===== Available data

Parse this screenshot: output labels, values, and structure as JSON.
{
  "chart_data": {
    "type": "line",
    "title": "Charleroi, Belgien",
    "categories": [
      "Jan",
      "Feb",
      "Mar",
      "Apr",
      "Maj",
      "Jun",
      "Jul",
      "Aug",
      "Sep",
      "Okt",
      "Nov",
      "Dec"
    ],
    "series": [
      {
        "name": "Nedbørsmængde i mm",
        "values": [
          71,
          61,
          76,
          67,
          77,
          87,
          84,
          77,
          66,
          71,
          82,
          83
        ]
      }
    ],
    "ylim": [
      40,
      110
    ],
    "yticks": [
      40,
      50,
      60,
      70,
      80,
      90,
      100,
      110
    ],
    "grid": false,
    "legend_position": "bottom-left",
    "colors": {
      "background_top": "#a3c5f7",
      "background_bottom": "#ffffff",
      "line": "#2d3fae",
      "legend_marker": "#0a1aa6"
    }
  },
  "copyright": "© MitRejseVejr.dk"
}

==========

[Problem description] Please quote the records above exactly, without skipping a line.

[Solution to this task]
Parse this screenshot: output labels, values, and structure as JSON.
{
  "chart_data": {
    "type": "line",
    "title": "Charleroi, Belgien",
    "categories": [
      "Jan",
      "Feb",
      "Mar",
      "Apr",
      "Maj",
      "Jun",
      "Jul",
      "Aug",
      "Sep",
      "Okt",
      "Nov",
      "Dec"
    ],
    "series": [
      {
        "name": "Nedbørsmængde i mm",
        "values": [
          71,
          61,
          76,
          67,
          77,
          87,
          84,
          77,
          66,
          71,
          82,
          83
        ]
      }
    ],
    "ylim": [
      40,
      110
    ],
    "yticks": [
      40,
      50,
      60,
      70,
      80,
      90,
      100,
      110
    ],
    "grid": false,
    "legend_position": "bottom-left",
    "colors": {
      "background_top": "#a3c5f7",
      "background_bottom": "#ffffff",
      "line": "#2d3fae",
      "legend_marker": "#0a1aa6"
    }
  },
  "copyright": "© MitRejseVejr.dk"
}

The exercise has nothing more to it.